## EXERCISE OBJECTIVE
The records below need retyping in full; give them again exactly.

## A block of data
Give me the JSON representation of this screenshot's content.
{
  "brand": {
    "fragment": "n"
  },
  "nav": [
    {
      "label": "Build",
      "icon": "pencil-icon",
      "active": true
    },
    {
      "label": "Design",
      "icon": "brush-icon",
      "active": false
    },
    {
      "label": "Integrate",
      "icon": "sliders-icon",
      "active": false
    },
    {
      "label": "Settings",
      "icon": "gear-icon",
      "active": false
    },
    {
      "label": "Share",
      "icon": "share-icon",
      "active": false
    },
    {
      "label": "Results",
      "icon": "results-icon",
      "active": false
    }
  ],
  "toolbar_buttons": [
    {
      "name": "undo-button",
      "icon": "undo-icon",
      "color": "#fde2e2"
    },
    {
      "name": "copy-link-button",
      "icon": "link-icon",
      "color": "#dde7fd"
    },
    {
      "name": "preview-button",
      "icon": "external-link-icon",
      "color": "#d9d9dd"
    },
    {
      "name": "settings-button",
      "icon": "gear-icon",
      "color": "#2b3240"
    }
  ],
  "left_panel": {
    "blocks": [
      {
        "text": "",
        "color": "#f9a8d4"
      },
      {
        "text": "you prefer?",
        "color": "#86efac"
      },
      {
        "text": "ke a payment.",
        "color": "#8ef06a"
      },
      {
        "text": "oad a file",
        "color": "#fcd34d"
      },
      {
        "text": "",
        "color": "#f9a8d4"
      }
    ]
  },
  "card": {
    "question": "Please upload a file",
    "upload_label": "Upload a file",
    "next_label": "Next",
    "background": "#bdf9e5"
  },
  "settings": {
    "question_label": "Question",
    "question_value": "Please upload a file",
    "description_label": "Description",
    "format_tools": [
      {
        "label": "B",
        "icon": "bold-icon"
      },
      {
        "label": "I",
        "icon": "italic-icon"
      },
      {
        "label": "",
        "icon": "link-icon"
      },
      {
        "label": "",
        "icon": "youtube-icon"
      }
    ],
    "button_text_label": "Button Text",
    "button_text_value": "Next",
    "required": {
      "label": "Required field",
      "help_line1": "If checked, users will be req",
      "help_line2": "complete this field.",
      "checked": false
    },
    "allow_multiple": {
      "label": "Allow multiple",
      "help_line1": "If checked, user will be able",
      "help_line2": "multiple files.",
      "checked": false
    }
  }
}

## OUTPUT BELOW
Give me the JSON representation of this screenshot's content.
{
  "brand": {
    "fragment": "n"
  },
  "nav": [
    {
      "label": "Build",
      "icon": "pencil-icon",
      "active": true
    },
    {
      "label": "Design",
      "icon": "brush-icon",
      "active": false
    },
    {
      "label": "Integrate",
      "icon": "sliders-icon",
      "active": false
    },
    {
      "label": "Settings",
      "icon": "gear-icon",
      "active": false
    },
    {
      "label": "Share",
      "icon": "share-icon",
      "active": false
    },
    {
      "label": "Results",
      "icon": "results-icon",
      "active": false
    }
  ],
  "toolbar_buttons": [
    {
      "name": "undo-button",
      "icon": "undo-icon",
      "color": "#fde2e2"
    },
    {
      "name": "copy-link-button",
      "icon": "link-icon",
      "color": "#dde7fd"
    },
    {
      "name": "preview-button",
      "icon": "external-link-icon",
      "color": "#d9d9dd"
    },
    {
      "name": "settings-button",
      "icon": "gear-icon",
      "color": "#2b3240"
    }
  ],
  "left_panel": {
    "blocks": [
      {
        "text": "",
        "color": "#f9a8d4"
      },
      {
        "text": "you prefer?",
        "color": "#86efac"
      },
      {
        "text": "ke a payment.",
        "color": "#8ef06a"
      },
      {
        "text": "oad a file",
        "color": "#fcd34d"
      },
      {
        "text": "",
        "color": "#f9a8d4"
      }
    ]
  },
  "card": {
    "question": "Please upload a file",
    "upload_label": "Upload a file",
    "next_label": "Next",
    "background": "#bdf9e5"
  },
  "settings": {
    "question_label": "Question",
    "question_value": "Please upload a file",
    "description_label": "Description",
    "format_tools": [
      {
        "label": "B",
        "icon": "bold-icon"
      },
      {
        "label": "I",
        "icon": "italic-icon"
      },
      {
        "label": "",
        "icon": "link-icon"
      },
      {
        "label": "",
        "icon": "youtube-icon"
      }
    ],
    "button_text_label": "Button Text",
    "button_text_value": "Next",
    "required": {
      "label": "Required field",
      "help_line1": "If checked, users will be req",
      "help_line2": "complete this field.",
      "checked": false
    },
    "allow_multiple": {
      "label": "Allow multiple",
      "help_line1": "If checked, user will be able",
      "help_line2": "multiple files.",
      "checked": false
    }
  }
}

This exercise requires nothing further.